(Items from a figure collection)
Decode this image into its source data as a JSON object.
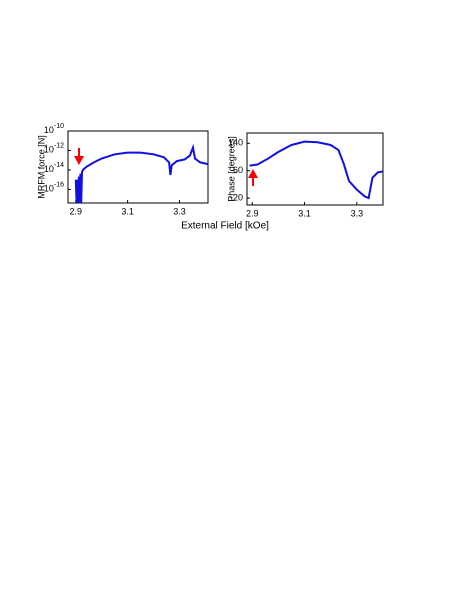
{
  "chart_data": [
    {
      "type": "line",
      "ylabel": "MRFM force [N]",
      "xlabel": "External Field [kOe]",
      "log_y": true,
      "color": "#1010e0",
      "xlim": [
        2.87,
        3.41
      ],
      "xticks": [
        2.9,
        3.1,
        3.3
      ],
      "ylim": [
        4e-18,
        1e-10
      ],
      "yticks": [
        {
          "value": 1e-10,
          "label": "10^-10"
        },
        {
          "value": 1e-12,
          "label": "10^-12"
        },
        {
          "value": 1e-14,
          "label": "10^-14"
        },
        {
          "value": 1e-16,
          "label": "10^-16"
        }
      ],
      "x": [
        2.9,
        2.903,
        2.906,
        2.909,
        2.912,
        2.915,
        2.918,
        2.921,
        2.924,
        2.928,
        2.94,
        2.97,
        3.0,
        3.05,
        3.1,
        3.15,
        3.2,
        3.24,
        3.26,
        3.265,
        3.27,
        3.29,
        3.32,
        3.34,
        3.352,
        3.36,
        3.38,
        3.41
      ],
      "values": [
        1e-15,
        4e-18,
        1e-15,
        4e-18,
        2e-15,
        4e-18,
        4e-15,
        4e-18,
        6e-15,
        1e-14,
        2e-14,
        6e-14,
        1.5e-13,
        4e-13,
        6e-13,
        6e-13,
        4e-13,
        2e-13,
        6e-14,
        3e-15,
        3e-14,
        8e-14,
        1.2e-13,
        3e-13,
        2e-12,
        1.5e-13,
        6e-14,
        4e-14
      ]
    },
    {
      "type": "line",
      "ylabel": "Phase [degrees]",
      "log_y": false,
      "color": "#1010e0",
      "xlim": [
        2.88,
        3.4
      ],
      "xticks": [
        2.9,
        3.1,
        3.3
      ],
      "ylim": [
        -40,
        170
      ],
      "yticks": [
        140,
        60,
        -20
      ],
      "x": [
        2.89,
        2.92,
        2.96,
        3.0,
        3.05,
        3.1,
        3.15,
        3.2,
        3.23,
        3.25,
        3.27,
        3.3,
        3.33,
        3.345,
        3.36,
        3.38,
        3.4
      ],
      "values": [
        75,
        78,
        95,
        115,
        135,
        145,
        143,
        135,
        120,
        80,
        30,
        5,
        -15,
        -20,
        40,
        55,
        58
      ]
    }
  ]
}
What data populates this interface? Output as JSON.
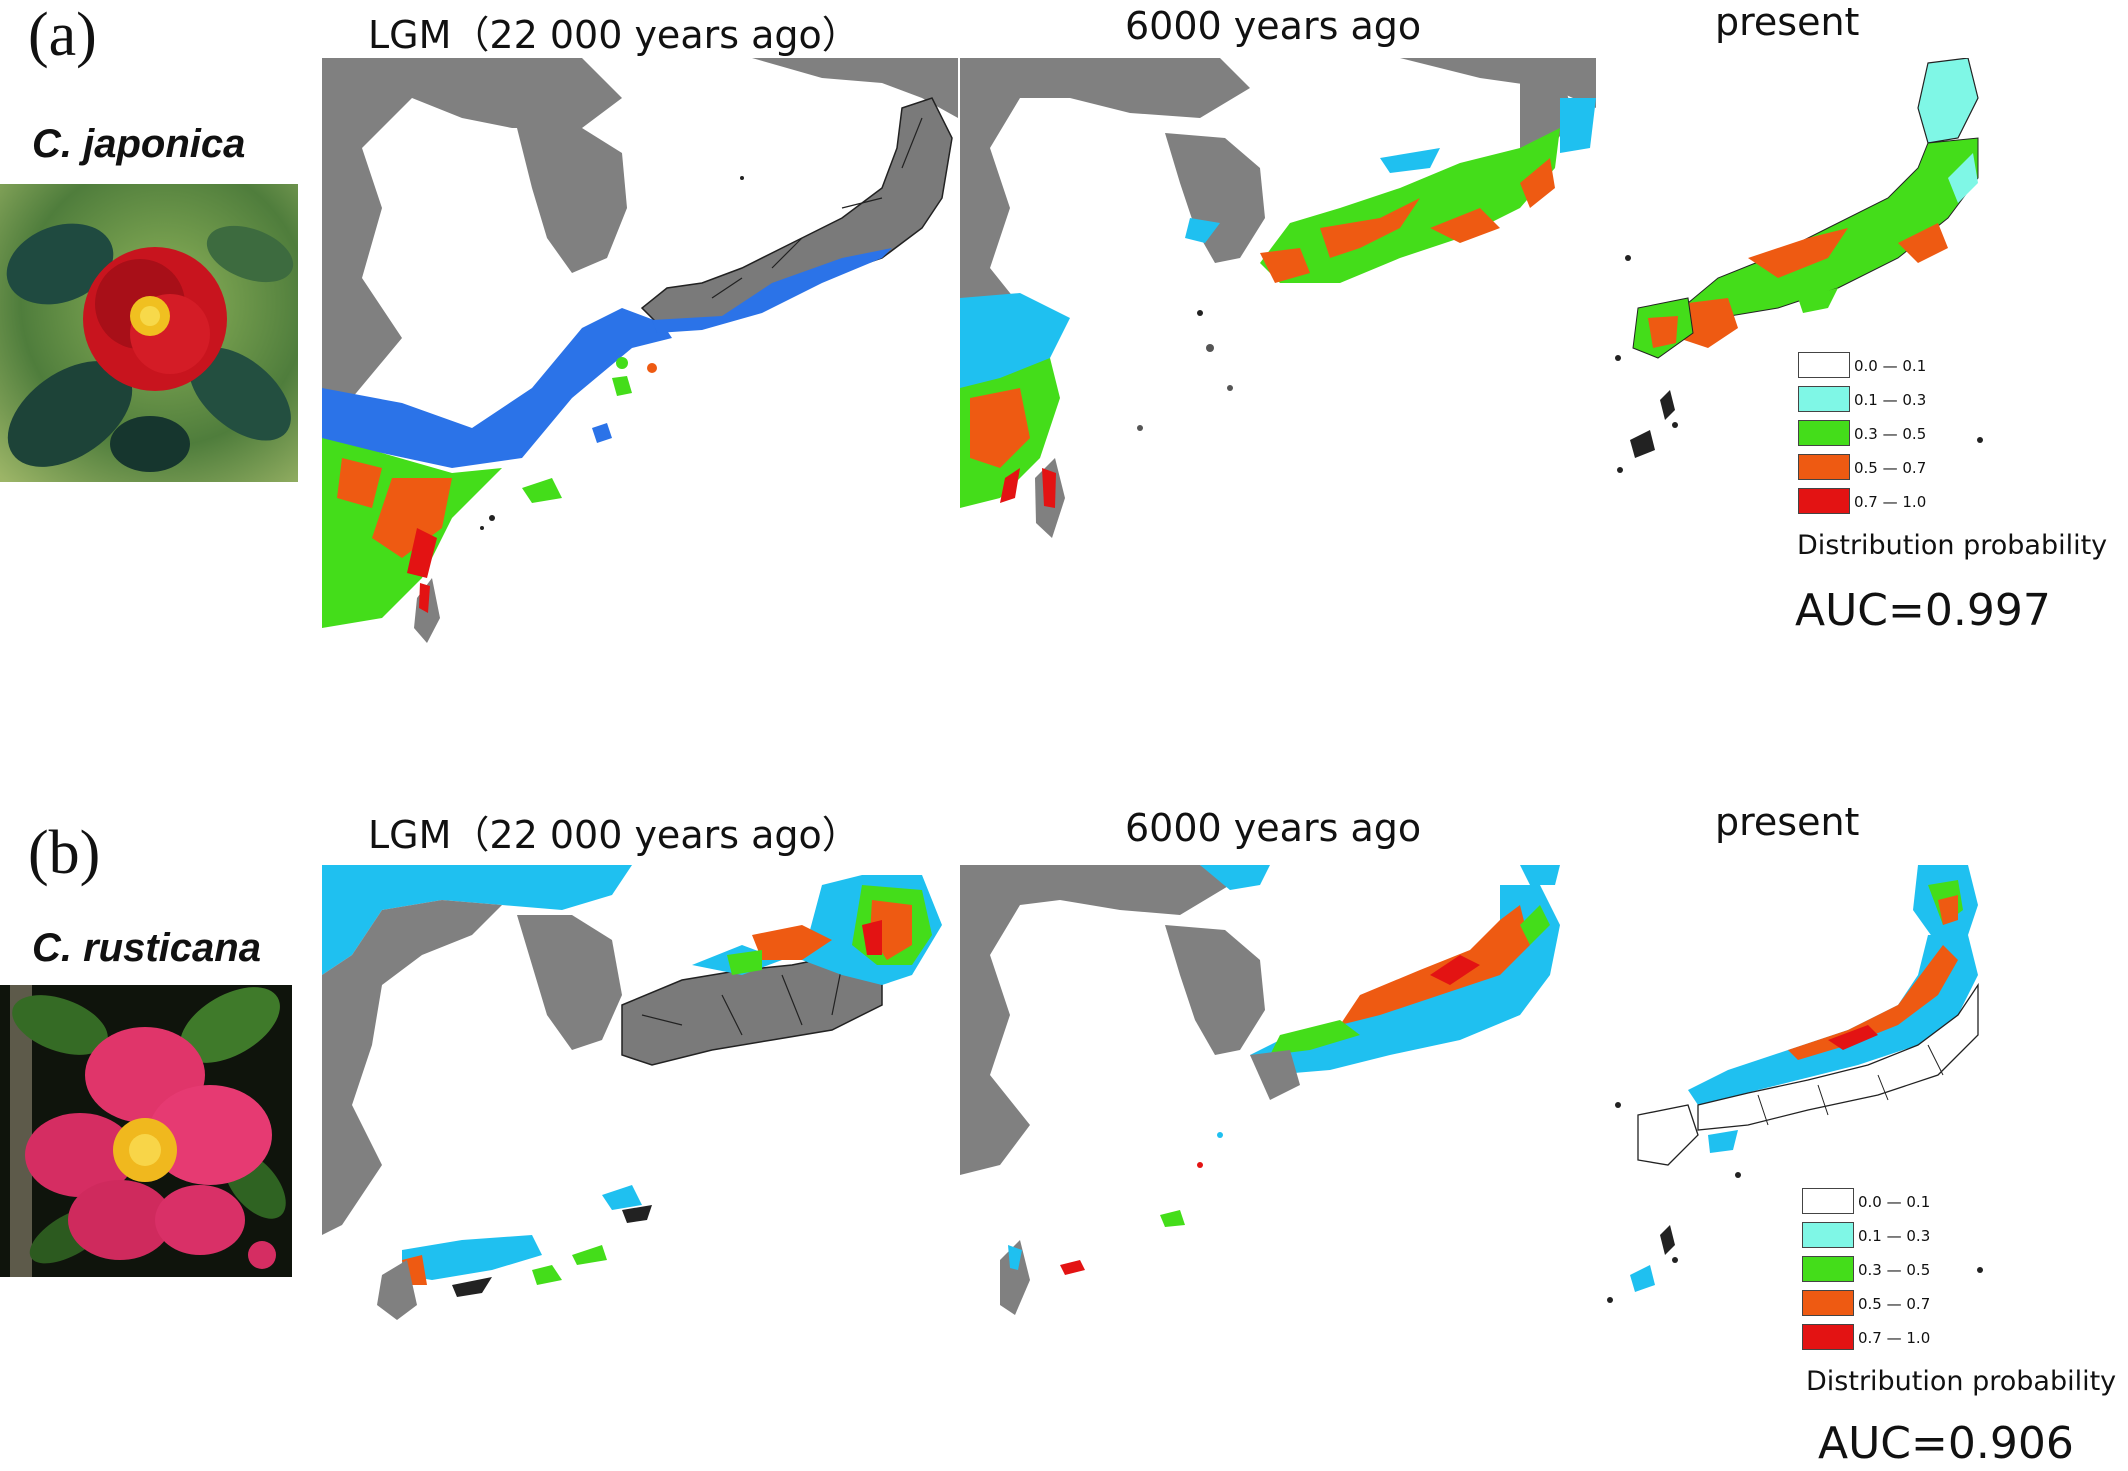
{
  "panels": [
    {
      "letter": "(a)",
      "species": "C. japonica",
      "flower_color": "#c8141e",
      "periods": [
        "LGM（22 000 years ago）",
        "6000 years ago",
        "present"
      ],
      "legend": {
        "title": "Distribution probability",
        "items": [
          {
            "label": "0.0 — 0.1",
            "color": "#ffffff"
          },
          {
            "label": "0.1 — 0.3",
            "color": "#7ff7e6"
          },
          {
            "label": "0.3 — 0.5",
            "color": "#44dd1a"
          },
          {
            "label": "0.5 — 0.7",
            "color": "#ee5a12"
          },
          {
            "label": "0.7 — 1.0",
            "color": "#e31313"
          }
        ]
      },
      "auc": "AUC=0.997"
    },
    {
      "letter": "(b)",
      "species": "C. rusticana",
      "flower_color": "#e0356a",
      "periods": [
        "LGM（22 000 years ago）",
        "6000 years ago",
        "present"
      ],
      "legend": {
        "title": "Distribution probability",
        "items": [
          {
            "label": "0.0 — 0.1",
            "color": "#ffffff"
          },
          {
            "label": "0.1 — 0.3",
            "color": "#7ff7e6"
          },
          {
            "label": "0.3 — 0.5",
            "color": "#44dd1a"
          },
          {
            "label": "0.5 — 0.7",
            "color": "#ee5a12"
          },
          {
            "label": "0.7 — 1.0",
            "color": "#e31313"
          }
        ]
      },
      "auc": "AUC=0.906"
    }
  ],
  "colors": {
    "land_gray": "#808080",
    "ocean": "#ffffff",
    "lgm_shelf_blue": "#2b73e8",
    "sky_blue": "#1fc0f0"
  }
}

» **Job**
Quote all of the entries word for word, omitting any pictures.

» **Written answer**
Decode this image into its source data as a JSON object.
{
  "chart_data": [
    {
      "type": "line",
      "ylabel": "MRFM force [N]",
      "xlabel": "External Field [kOe]",
      "log_y": true,
      "color": "#1010e0",
      "xlim": [
        2.87,
        3.41
      ],
      "xticks": [
        2.9,
        3.1,
        3.3
      ],
      "ylim": [
        4e-18,
        1e-10
      ],
      "yticks": [
        {
          "value": 1e-10,
          "label": "10^-10"
        },
        {
          "value": 1e-12,
          "label": "10^-12"
        },
        {
          "value": 1e-14,
          "label": "10^-14"
        },
        {
          "value": 1e-16,
          "label": "10^-16"
        }
      ],
      "x": [
        2.9,
        2.903,
        2.906,
        2.909,
        2.912,
        2.915,
        2.918,
        2.921,
        2.924,
        2.928,
        2.94,
        2.97,
        3.0,
        3.05,
        3.1,
        3.15,
        3.2,
        3.24,
        3.26,
        3.265,
        3.27,
        3.29,
        3.32,
        3.34,
        3.352,
        3.36,
        3.38,
        3.41
      ],
      "values": [
        1e-15,
        4e-18,
        1e-15,
        4e-18,
        2e-15,
        4e-18,
        4e-15,
        4e-18,
        6e-15,
        1e-14,
        2e-14,
        6e-14,
        1.5e-13,
        4e-13,
        6e-13,
        6e-13,
        4e-13,
        2e-13,
        6e-14,
        3e-15,
        3e-14,
        8e-14,
        1.2e-13,
        3e-13,
        2e-12,
        1.5e-13,
        6e-14,
        4e-14
      ]
    },
    {
      "type": "line",
      "ylabel": "Phase [degrees]",
      "log_y": false,
      "color": "#1010e0",
      "xlim": [
        2.88,
        3.4
      ],
      "xticks": [
        2.9,
        3.1,
        3.3
      ],
      "ylim": [
        -40,
        170
      ],
      "yticks": [
        140,
        60,
        -20
      ],
      "x": [
        2.89,
        2.92,
        2.96,
        3.0,
        3.05,
        3.1,
        3.15,
        3.2,
        3.23,
        3.25,
        3.27,
        3.3,
        3.33,
        3.345,
        3.36,
        3.38,
        3.4
      ],
      "values": [
        75,
        78,
        95,
        115,
        135,
        145,
        143,
        135,
        120,
        80,
        30,
        5,
        -15,
        -20,
        40,
        55,
        58
      ]
    }
  ]
}
What data populates this interface? Output as JSON.
{
  "panels": [
    {
      "letter": "(a)",
      "species": "C. japonica",
      "flower_color": "#c8141e",
      "periods": [
        "LGM（22 000 years ago）",
        "6000 years ago",
        "present"
      ],
      "legend": {
        "title": "Distribution probability",
        "items": [
          {
            "label": "0.0 — 0.1",
            "color": "#ffffff"
          },
          {
            "label": "0.1 — 0.3",
            "color": "#7ff7e6"
          },
          {
            "label": "0.3 — 0.5",
            "color": "#44dd1a"
          },
          {
            "label": "0.5 — 0.7",
            "color": "#ee5a12"
          },
          {
            "label": "0.7 — 1.0",
            "color": "#e31313"
          }
        ]
      },
      "auc": "AUC=0.997"
    },
    {
      "letter": "(b)",
      "species": "C. rusticana",
      "flower_color": "#e0356a",
      "periods": [
        "LGM（22 000 years ago）",
        "6000 years ago",
        "present"
      ],
      "legend": {
        "title": "Distribution probability",
        "items": [
          {
            "label": "0.0 — 0.1",
            "color": "#ffffff"
          },
          {
            "label": "0.1 — 0.3",
            "color": "#7ff7e6"
          },
          {
            "label": "0.3 — 0.5",
            "color": "#44dd1a"
          },
          {
            "label": "0.5 — 0.7",
            "color": "#ee5a12"
          },
          {
            "label": "0.7 — 1.0",
            "color": "#e31313"
          }
        ]
      },
      "auc": "AUC=0.906"
    }
  ],
  "colors": {
    "land_gray": "#808080",
    "ocean": "#ffffff",
    "lgm_shelf_blue": "#2b73e8",
    "sky_blue": "#1fc0f0"
  }
}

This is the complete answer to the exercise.